— Exercise instructions —
Return the complete listing that follows, with each line reproduced exactly.

— Working data —
________________
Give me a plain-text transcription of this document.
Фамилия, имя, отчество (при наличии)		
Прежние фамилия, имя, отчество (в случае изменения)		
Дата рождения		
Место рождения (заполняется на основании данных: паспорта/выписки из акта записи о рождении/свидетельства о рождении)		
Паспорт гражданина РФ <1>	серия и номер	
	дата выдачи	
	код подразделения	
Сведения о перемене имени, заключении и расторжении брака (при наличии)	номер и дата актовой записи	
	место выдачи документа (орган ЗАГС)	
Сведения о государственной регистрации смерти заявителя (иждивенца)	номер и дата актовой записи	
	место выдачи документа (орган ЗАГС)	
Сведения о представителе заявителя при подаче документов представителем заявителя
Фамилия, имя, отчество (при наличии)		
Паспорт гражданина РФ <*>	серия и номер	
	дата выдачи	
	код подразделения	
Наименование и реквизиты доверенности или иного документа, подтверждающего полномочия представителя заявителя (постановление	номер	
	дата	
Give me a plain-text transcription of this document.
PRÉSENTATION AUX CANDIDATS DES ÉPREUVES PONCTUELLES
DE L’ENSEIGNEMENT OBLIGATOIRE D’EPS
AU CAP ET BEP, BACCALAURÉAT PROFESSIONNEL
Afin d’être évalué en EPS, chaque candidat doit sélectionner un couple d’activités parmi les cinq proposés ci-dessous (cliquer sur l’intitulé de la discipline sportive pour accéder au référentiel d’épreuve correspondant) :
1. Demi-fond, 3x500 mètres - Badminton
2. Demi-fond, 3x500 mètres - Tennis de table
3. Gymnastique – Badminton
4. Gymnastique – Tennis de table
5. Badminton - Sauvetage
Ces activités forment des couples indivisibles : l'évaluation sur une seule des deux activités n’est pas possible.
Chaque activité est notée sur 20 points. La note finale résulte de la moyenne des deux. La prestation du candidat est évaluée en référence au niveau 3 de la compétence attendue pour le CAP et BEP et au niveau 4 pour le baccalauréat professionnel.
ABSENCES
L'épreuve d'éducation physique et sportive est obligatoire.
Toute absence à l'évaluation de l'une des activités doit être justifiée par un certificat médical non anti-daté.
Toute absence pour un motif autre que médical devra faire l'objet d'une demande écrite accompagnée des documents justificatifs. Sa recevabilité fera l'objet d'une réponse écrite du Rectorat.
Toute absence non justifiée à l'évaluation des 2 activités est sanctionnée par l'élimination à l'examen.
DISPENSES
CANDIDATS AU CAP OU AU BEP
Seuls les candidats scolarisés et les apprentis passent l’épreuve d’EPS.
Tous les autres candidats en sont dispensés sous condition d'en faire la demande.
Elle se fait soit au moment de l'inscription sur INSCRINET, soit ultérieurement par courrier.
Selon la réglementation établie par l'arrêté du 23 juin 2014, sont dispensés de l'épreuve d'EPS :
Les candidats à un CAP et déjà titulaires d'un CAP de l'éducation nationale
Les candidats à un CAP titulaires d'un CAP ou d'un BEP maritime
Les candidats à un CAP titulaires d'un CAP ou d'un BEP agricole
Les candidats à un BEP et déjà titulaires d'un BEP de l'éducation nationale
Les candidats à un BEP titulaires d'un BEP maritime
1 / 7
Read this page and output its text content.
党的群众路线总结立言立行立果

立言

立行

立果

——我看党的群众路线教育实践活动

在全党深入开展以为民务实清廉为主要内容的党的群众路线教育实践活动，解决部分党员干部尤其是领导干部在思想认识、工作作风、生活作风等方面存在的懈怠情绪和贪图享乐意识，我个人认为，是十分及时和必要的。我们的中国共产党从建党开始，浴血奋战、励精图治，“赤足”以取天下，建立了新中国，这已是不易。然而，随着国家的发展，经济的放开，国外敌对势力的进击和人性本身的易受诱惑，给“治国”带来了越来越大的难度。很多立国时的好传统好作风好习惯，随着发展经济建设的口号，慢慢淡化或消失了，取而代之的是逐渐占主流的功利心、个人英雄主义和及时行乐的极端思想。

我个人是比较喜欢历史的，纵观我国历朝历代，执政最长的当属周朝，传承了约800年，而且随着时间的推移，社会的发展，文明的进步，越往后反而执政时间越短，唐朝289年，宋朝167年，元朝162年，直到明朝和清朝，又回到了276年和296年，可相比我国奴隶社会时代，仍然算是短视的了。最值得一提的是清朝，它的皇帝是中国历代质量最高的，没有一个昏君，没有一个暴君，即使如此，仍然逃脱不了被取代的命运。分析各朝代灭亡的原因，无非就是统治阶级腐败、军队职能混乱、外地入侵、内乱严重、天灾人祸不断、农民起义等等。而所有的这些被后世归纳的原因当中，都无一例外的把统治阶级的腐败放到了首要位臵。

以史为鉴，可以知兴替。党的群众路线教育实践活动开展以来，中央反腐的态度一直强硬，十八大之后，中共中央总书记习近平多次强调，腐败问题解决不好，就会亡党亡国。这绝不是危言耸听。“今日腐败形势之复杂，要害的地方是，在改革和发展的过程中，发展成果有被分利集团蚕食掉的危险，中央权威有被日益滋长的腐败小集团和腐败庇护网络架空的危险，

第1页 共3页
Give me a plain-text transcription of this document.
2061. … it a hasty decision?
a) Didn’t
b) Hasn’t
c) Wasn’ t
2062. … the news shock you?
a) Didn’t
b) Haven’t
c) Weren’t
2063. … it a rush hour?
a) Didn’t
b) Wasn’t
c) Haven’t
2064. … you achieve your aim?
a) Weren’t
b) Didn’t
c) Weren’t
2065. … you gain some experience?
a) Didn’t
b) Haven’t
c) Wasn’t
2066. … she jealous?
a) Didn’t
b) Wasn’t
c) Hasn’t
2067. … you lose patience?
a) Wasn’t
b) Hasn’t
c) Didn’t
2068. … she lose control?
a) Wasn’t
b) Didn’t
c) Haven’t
________________
— Response to the task —
Give me a plain-text transcription of this document.
Фамилия, имя, отчество (при наличии)		
Прежние фамилия, имя, отчество (в случае изменения)		
Дата рождения		
Место рождения (заполняется на основании данных: паспорта/выписки из акта записи о рождении/свидетельства о рождении)		
Паспорт гражданина РФ <1>	серия и номер	
	дата выдачи	
	код подразделения	
Сведения о перемене имени, заключении и расторжении брака (при наличии)	номер и дата актовой записи	
	место выдачи документа (орган ЗАГС)	
Сведения о государственной регистрации смерти заявителя (иждивенца)	номер и дата актовой записи	
	место выдачи документа (орган ЗАГС)	
Сведения о представителе заявителя при подаче документов представителем заявителя
Фамилия, имя, отчество (при наличии)		
Паспорт гражданина РФ <*>	серия и номер	
	дата выдачи	
	код подразделения	
Наименование и реквизиты доверенности или иного документа, подтверждающего полномочия представителя заявителя (постановление	номер	
	дата	
Give me a plain-text transcription of this document.
PRÉSENTATION AUX CANDIDATS DES ÉPREUVES PONCTUELLES
DE L’ENSEIGNEMENT OBLIGATOIRE D’EPS
AU CAP ET BEP, BACCALAURÉAT PROFESSIONNEL
Afin d’être évalué en EPS, chaque candidat doit sélectionner un couple d’activités parmi les cinq proposés ci-dessous (cliquer sur l’intitulé de la discipline sportive pour accéder au référentiel d’épreuve correspondant) :
1. Demi-fond, 3x500 mètres - Badminton
2. Demi-fond, 3x500 mètres - Tennis de table
3. Gymnastique – Badminton
4. Gymnastique – Tennis de table
5. Badminton - Sauvetage
Ces activités forment des couples indivisibles : l'évaluation sur une seule des deux activités n’est pas possible.
Chaque activité est notée sur 20 points. La note finale résulte de la moyenne des deux. La prestation du candidat est évaluée en référence au niveau 3 de la compétence attendue pour le CAP et BEP et au niveau 4 pour le baccalauréat professionnel.
ABSENCES
L'épreuve d'éducation physique et sportive est obligatoire.
Toute absence à l'évaluation de l'une des activités doit être justifiée par un certificat médical non anti-daté.
Toute absence pour un motif autre que médical devra faire l'objet d'une demande écrite accompagnée des documents justificatifs. Sa recevabilité fera l'objet d'une réponse écrite du Rectorat.
Toute absence non justifiée à l'évaluation des 2 activités est sanctionnée par l'élimination à l'examen.
DISPENSES
CANDIDATS AU CAP OU AU BEP
Seuls les candidats scolarisés et les apprentis passent l’épreuve d’EPS.
Tous les autres candidats en sont dispensés sous condition d'en faire la demande.
Elle se fait soit au moment de l'inscription sur INSCRINET, soit ultérieurement par courrier.
Selon la réglementation établie par l'arrêté du 23 juin 2014, sont dispensés de l'épreuve d'EPS :
Les candidats à un CAP et déjà titulaires d'un CAP de l'éducation nationale
Les candidats à un CAP titulaires d'un CAP ou d'un BEP maritime
Les candidats à un CAP titulaires d'un CAP ou d'un BEP agricole
Les candidats à un BEP et déjà titulaires d'un BEP de l'éducation nationale
Les candidats à un BEP titulaires d'un BEP maritime
1 / 7
Read this page and output its text content.
党的群众路线总结立言立行立果

立言

立行

立果

——我看党的群众路线教育实践活动

在全党深入开展以为民务实清廉为主要内容的党的群众路线教育实践活动，解决部分党员干部尤其是领导干部在思想认识、工作作风、生活作风等方面存在的懈怠情绪和贪图享乐意识，我个人认为，是十分及时和必要的。我们的中国共产党从建党开始，浴血奋战、励精图治，“赤足”以取天下，建立了新中国，这已是不易。然而，随着国家的发展，经济的放开，国外敌对势力的进击和人性本身的易受诱惑，给“治国”带来了越来越大的难度。很多立国时的好传统好作风好习惯，随着发展经济建设的口号，慢慢淡化或消失了，取而代之的是逐渐占主流的功利心、个人英雄主义和及时行乐的极端思想。

我个人是比较喜欢历史的，纵观我国历朝历代，执政最长的当属周朝，传承了约800年，而且随着时间的推移，社会的发展，文明的进步，越往后反而执政时间越短，唐朝289年，宋朝167年，元朝162年，直到明朝和清朝，又回到了276年和296年，可相比我国奴隶社会时代，仍然算是短视的了。最值得一提的是清朝，它的皇帝是中国历代质量最高的，没有一个昏君，没有一个暴君，即使如此，仍然逃脱不了被取代的命运。分析各朝代灭亡的原因，无非就是统治阶级腐败、军队职能混乱、外地入侵、内乱严重、天灾人祸不断、农民起义等等。而所有的这些被后世归纳的原因当中，都无一例外的把统治阶级的腐败放到了首要位臵。

以史为鉴，可以知兴替。党的群众路线教育实践活动开展以来，中央反腐的态度一直强硬，十八大之后，中共中央总书记习近平多次强调，腐败问题解决不好，就会亡党亡国。这绝不是危言耸听。“今日腐败形势之复杂，要害的地方是，在改革和发展的过程中，发展成果有被分利集团蚕食掉的危险，中央权威有被日益滋长的腐败小集团和腐败庇护网络架空的危险，

第1页 共3页
Give me a plain-text transcription of this document.
2061. … it a hasty decision?
a) Didn’t
b) Hasn’t
c) Wasn’ t
2062. … the news shock you?
a) Didn’t
b) Haven’t
c) Weren’t
2063. … it a rush hour?
a) Didn’t
b) Wasn’t
c) Haven’t
2064. … you achieve your aim?
a) Weren’t
b) Didn’t
c) Weren’t
2065. … you gain some experience?
a) Didn’t
b) Haven’t
c) Wasn’t
2066. … she jealous?
a) Didn’t
b) Wasn’t
c) Hasn’t
2067. … you lose patience?
a) Wasn’t
b) Hasn’t
c) Didn’t
2068. … she lose control?
a) Wasn’t
b) Didn’t
c) Haven’t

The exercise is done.